— START Exercise input —

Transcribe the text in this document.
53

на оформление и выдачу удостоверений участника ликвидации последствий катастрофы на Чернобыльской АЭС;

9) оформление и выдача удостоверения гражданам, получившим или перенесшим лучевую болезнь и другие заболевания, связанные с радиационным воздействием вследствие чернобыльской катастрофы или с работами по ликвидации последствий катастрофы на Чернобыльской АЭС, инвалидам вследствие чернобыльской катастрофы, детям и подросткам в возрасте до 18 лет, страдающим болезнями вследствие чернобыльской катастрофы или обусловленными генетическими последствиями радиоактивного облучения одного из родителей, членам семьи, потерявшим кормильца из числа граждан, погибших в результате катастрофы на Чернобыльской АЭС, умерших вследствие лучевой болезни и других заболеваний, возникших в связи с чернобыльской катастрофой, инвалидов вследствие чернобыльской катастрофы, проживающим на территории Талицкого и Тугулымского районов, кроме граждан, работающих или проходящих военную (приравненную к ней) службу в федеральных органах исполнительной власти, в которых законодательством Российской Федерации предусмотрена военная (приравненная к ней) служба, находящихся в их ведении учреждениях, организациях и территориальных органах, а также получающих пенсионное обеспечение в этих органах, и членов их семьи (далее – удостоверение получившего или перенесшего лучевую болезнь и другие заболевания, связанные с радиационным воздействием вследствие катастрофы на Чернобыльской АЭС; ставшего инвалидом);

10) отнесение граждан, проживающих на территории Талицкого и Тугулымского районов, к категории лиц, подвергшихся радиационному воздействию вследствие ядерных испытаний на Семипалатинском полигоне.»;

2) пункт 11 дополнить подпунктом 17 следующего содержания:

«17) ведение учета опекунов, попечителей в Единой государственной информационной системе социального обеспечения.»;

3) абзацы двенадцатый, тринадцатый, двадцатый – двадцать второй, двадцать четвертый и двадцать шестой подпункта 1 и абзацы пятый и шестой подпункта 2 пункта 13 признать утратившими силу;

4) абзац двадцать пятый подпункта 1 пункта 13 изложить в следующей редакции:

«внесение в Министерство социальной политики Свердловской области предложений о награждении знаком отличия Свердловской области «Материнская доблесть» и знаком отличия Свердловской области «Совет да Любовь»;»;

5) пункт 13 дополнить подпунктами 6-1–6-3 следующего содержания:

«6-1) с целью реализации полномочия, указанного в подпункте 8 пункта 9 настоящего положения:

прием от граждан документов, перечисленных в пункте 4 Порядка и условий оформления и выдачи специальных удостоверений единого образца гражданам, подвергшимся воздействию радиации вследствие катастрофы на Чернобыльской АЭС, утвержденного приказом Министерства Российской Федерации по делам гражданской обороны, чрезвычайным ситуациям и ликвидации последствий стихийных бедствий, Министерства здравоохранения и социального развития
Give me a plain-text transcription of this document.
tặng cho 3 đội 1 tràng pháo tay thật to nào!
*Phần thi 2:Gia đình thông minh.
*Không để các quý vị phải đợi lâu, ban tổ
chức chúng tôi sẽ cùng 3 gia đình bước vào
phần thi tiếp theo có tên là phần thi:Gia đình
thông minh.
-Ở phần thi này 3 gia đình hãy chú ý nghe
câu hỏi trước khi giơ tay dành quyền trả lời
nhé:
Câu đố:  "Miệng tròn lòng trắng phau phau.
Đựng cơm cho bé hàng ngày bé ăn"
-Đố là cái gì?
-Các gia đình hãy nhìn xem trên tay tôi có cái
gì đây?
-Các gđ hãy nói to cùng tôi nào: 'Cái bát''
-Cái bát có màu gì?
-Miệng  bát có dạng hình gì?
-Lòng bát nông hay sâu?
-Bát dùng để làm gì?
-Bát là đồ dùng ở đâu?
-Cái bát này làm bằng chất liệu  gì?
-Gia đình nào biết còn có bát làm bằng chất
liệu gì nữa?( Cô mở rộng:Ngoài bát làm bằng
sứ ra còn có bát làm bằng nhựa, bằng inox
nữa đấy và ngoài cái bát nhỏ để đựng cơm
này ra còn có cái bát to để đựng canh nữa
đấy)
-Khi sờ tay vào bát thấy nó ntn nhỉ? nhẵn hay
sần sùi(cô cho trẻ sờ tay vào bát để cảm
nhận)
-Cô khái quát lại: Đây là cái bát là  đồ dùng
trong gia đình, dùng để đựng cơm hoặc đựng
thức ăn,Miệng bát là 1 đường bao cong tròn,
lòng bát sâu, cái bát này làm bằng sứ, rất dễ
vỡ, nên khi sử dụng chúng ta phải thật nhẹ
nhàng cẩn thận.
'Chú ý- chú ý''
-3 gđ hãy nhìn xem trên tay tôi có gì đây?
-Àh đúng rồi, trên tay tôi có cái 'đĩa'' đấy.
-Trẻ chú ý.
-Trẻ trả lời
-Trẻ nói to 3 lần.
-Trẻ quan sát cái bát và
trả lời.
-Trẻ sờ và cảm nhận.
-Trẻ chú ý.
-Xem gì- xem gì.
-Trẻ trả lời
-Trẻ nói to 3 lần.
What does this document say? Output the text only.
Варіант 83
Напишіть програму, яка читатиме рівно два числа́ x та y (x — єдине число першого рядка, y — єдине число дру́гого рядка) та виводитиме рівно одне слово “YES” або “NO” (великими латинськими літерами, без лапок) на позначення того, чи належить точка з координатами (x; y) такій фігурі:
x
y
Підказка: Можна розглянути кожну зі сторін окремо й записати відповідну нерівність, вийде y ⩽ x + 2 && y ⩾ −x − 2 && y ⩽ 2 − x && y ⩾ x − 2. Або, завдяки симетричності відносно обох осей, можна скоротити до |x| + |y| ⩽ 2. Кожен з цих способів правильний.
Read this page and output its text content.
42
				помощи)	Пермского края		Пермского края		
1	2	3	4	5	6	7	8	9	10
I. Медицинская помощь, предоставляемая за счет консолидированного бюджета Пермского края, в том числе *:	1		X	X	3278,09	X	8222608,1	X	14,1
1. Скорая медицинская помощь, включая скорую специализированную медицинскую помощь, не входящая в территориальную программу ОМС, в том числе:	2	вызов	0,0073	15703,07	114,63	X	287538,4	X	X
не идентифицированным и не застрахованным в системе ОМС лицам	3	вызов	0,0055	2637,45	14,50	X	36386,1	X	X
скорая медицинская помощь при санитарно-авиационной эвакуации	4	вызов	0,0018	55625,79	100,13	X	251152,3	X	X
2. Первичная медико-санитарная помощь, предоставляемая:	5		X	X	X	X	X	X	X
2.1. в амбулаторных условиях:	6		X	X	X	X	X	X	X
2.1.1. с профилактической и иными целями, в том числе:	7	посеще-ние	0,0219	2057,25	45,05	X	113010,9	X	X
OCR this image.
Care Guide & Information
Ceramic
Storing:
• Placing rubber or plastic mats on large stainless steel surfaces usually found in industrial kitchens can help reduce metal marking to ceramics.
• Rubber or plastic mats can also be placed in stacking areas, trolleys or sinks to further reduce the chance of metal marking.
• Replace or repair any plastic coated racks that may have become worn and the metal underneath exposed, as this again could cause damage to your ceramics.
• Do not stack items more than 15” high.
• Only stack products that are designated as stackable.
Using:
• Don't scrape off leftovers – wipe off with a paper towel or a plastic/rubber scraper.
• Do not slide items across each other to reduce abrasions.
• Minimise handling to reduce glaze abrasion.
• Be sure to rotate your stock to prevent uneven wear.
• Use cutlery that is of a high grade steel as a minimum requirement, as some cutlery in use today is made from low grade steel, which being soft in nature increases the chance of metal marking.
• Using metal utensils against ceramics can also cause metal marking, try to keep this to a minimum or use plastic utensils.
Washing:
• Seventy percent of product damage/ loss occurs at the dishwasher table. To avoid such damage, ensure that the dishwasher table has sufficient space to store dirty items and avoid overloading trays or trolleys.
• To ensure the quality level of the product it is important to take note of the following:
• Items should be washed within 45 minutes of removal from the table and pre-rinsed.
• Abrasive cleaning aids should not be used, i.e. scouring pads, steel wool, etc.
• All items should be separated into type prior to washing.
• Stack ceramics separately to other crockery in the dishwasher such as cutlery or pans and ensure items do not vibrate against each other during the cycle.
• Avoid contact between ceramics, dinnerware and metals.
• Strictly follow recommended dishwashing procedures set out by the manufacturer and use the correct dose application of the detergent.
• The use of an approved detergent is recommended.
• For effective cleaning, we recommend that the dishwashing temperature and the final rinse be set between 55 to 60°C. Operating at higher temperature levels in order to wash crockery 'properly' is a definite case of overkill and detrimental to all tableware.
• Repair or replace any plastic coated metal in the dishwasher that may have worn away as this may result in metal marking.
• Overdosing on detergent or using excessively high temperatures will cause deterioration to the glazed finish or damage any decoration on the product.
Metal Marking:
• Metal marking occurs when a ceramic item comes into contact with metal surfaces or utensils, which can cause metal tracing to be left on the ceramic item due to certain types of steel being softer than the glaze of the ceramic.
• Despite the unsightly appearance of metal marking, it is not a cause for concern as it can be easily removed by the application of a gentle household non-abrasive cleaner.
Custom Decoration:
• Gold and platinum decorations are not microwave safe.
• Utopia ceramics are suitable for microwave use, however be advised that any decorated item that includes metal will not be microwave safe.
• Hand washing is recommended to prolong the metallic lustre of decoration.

— END Exercise input —

For the entries shown above, give the number of lines that include the word "your", without any other text.

2